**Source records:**
□ □ □ □

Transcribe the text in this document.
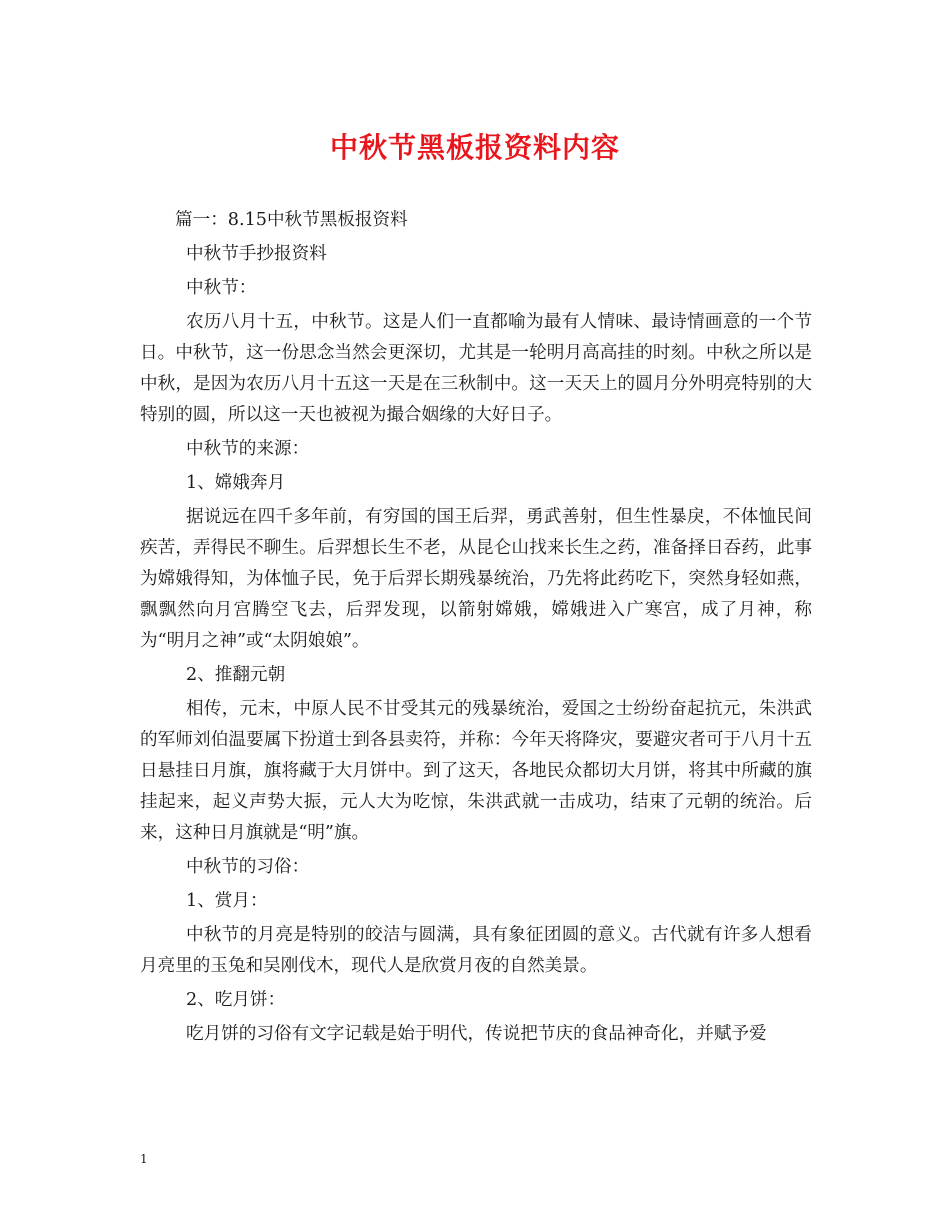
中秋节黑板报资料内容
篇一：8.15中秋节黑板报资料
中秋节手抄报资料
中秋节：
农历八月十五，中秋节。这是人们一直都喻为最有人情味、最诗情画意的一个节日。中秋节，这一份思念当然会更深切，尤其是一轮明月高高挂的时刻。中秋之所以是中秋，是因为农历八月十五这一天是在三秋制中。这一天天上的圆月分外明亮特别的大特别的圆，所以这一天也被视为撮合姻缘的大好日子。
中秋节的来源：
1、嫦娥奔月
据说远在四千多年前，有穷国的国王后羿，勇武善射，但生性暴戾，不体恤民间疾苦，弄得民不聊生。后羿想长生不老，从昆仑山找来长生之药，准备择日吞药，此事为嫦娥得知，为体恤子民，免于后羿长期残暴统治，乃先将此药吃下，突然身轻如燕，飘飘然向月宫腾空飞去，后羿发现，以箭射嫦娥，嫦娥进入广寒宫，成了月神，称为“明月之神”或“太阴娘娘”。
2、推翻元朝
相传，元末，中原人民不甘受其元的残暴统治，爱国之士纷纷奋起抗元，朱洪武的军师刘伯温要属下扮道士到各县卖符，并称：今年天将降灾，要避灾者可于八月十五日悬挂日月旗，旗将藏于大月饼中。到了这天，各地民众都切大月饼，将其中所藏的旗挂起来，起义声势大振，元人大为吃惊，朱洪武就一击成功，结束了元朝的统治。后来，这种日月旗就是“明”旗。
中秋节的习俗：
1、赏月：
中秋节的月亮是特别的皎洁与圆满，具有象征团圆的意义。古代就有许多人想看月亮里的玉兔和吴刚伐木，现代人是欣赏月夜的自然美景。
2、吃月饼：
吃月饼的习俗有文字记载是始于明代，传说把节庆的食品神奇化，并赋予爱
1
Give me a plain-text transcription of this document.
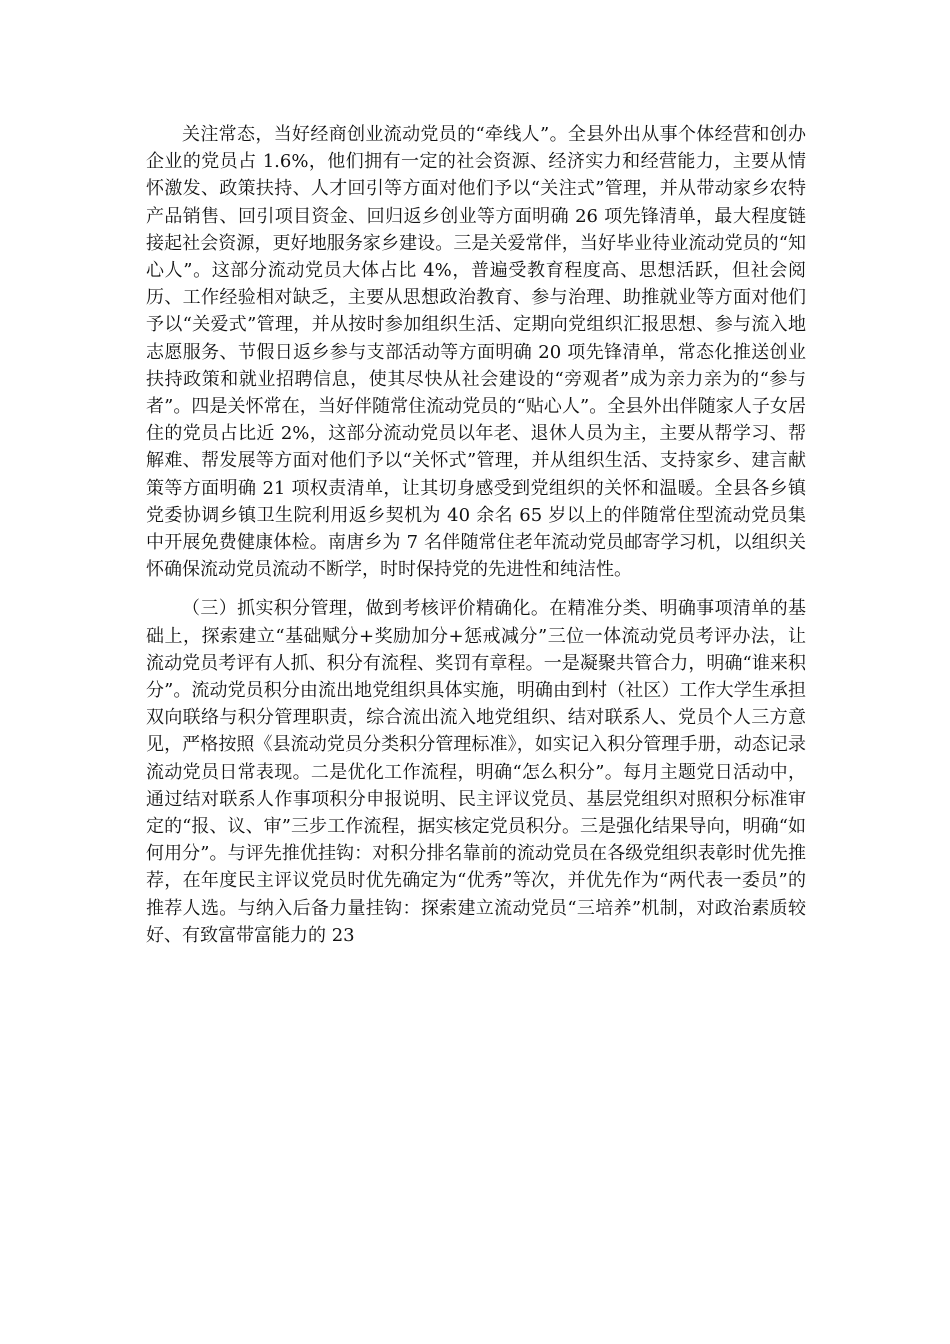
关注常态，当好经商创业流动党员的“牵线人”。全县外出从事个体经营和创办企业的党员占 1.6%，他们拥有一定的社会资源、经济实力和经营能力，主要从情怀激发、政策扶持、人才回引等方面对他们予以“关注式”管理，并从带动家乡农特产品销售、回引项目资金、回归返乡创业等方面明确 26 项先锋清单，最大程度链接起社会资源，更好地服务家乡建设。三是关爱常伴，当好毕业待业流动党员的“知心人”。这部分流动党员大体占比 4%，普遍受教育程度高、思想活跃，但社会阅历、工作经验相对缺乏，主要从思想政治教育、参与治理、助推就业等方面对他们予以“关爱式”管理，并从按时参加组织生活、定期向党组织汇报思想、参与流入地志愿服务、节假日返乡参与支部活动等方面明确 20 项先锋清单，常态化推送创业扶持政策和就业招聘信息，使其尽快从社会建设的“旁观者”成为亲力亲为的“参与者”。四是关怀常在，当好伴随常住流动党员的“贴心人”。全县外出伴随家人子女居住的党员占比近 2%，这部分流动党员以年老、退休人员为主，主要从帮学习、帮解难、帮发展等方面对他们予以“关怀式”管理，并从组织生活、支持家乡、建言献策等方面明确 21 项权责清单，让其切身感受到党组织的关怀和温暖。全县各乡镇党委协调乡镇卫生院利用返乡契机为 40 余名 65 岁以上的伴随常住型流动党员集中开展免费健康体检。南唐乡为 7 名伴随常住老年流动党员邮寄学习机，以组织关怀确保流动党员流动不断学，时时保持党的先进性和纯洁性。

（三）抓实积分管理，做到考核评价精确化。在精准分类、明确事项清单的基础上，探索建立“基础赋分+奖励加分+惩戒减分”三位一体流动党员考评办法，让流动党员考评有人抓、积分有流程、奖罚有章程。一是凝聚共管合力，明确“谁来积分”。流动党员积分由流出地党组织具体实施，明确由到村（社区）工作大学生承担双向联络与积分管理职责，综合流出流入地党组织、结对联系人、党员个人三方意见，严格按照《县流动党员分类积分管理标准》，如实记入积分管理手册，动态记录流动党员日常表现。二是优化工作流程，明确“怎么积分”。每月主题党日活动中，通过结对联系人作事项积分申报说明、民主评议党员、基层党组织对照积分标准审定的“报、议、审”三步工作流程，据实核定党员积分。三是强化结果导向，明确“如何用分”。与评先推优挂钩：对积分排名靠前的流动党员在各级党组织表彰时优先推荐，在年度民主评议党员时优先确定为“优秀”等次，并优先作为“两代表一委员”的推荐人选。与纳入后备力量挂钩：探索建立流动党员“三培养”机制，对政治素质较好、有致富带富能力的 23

□ □ □ □

**Problem to work on:** The data above needs to be retyped exactly, with the images left out.

**Response below:**
Transcribe the text in this document.
中秋节黑板报资料内容
篇一：8.15中秋节黑板报资料
中秋节手抄报资料
中秋节：
农历八月十五，中秋节。这是人们一直都喻为最有人情味、最诗情画意的一个节日。中秋节，这一份思念当然会更深切，尤其是一轮明月高高挂的时刻。中秋之所以是中秋，是因为农历八月十五这一天是在三秋制中。这一天天上的圆月分外明亮特别的大特别的圆，所以这一天也被视为撮合姻缘的大好日子。
中秋节的来源：
1、嫦娥奔月
据说远在四千多年前，有穷国的国王后羿，勇武善射，但生性暴戾，不体恤民间疾苦，弄得民不聊生。后羿想长生不老，从昆仑山找来长生之药，准备择日吞药，此事为嫦娥得知，为体恤子民，免于后羿长期残暴统治，乃先将此药吃下，突然身轻如燕，飘飘然向月宫腾空飞去，后羿发现，以箭射嫦娥，嫦娥进入广寒宫，成了月神，称为“明月之神”或“太阴娘娘”。
2、推翻元朝
相传，元末，中原人民不甘受其元的残暴统治，爱国之士纷纷奋起抗元，朱洪武的军师刘伯温要属下扮道士到各县卖符，并称：今年天将降灾，要避灾者可于八月十五日悬挂日月旗，旗将藏于大月饼中。到了这天，各地民众都切大月饼，将其中所藏的旗挂起来，起义声势大振，元人大为吃惊，朱洪武就一击成功，结束了元朝的统治。后来，这种日月旗就是“明”旗。
中秋节的习俗：
1、赏月：
中秋节的月亮是特别的皎洁与圆满，具有象征团圆的意义。古代就有许多人想看月亮里的玉兔和吴刚伐木，现代人是欣赏月夜的自然美景。
2、吃月饼：
吃月饼的习俗有文字记载是始于明代，传说把节庆的食品神奇化，并赋予爱
1
Give me a plain-text transcription of this document.
关注常态，当好经商创业流动党员的“牵线人”。全县外出从事个体经营和创办企业的党员占 1.6%，他们拥有一定的社会资源、经济实力和经营能力，主要从情怀激发、政策扶持、人才回引等方面对他们予以“关注式”管理，并从带动家乡农特产品销售、回引项目资金、回归返乡创业等方面明确 26 项先锋清单，最大程度链接起社会资源，更好地服务家乡建设。三是关爱常伴，当好毕业待业流动党员的“知心人”。这部分流动党员大体占比 4%，普遍受教育程度高、思想活跃，但社会阅历、工作经验相对缺乏，主要从思想政治教育、参与治理、助推就业等方面对他们予以“关爱式”管理，并从按时参加组织生活、定期向党组织汇报思想、参与流入地志愿服务、节假日返乡参与支部活动等方面明确 20 项先锋清单，常态化推送创业扶持政策和就业招聘信息，使其尽快从社会建设的“旁观者”成为亲力亲为的“参与者”。四是关怀常在，当好伴随常住流动党员的“贴心人”。全县外出伴随家人子女居住的党员占比近 2%，这部分流动党员以年老、退休人员为主，主要从帮学习、帮解难、帮发展等方面对他们予以“关怀式”管理，并从组织生活、支持家乡、建言献策等方面明确 21 项权责清单，让其切身感受到党组织的关怀和温暖。全县各乡镇党委协调乡镇卫生院利用返乡契机为 40 余名 65 岁以上的伴随常住型流动党员集中开展免费健康体检。南唐乡为 7 名伴随常住老年流动党员邮寄学习机，以组织关怀确保流动党员流动不断学，时时保持党的先进性和纯洁性。

（三）抓实积分管理，做到考核评价精确化。在精准分类、明确事项清单的基础上，探索建立“基础赋分+奖励加分+惩戒减分”三位一体流动党员考评办法，让流动党员考评有人抓、积分有流程、奖罚有章程。一是凝聚共管合力，明确“谁来积分”。流动党员积分由流出地党组织具体实施，明确由到村（社区）工作大学生承担双向联络与积分管理职责，综合流出流入地党组织、结对联系人、党员个人三方意见，严格按照《县流动党员分类积分管理标准》，如实记入积分管理手册，动态记录流动党员日常表现。二是优化工作流程，明确“怎么积分”。每月主题党日活动中，通过结对联系人作事项积分申报说明、民主评议党员、基层党组织对照积分标准审定的“报、议、审”三步工作流程，据实核定党员积分。三是强化结果导向，明确“如何用分”。与评先推优挂钩：对积分排名靠前的流动党员在各级党组织表彰时优先推荐，在年度民主评议党员时优先确定为“优秀”等次，并优先作为“两代表一委员”的推荐人选。与纳入后备力量挂钩：探索建立流动党员“三培养”机制，对政治素质较好、有致富带富能力的 23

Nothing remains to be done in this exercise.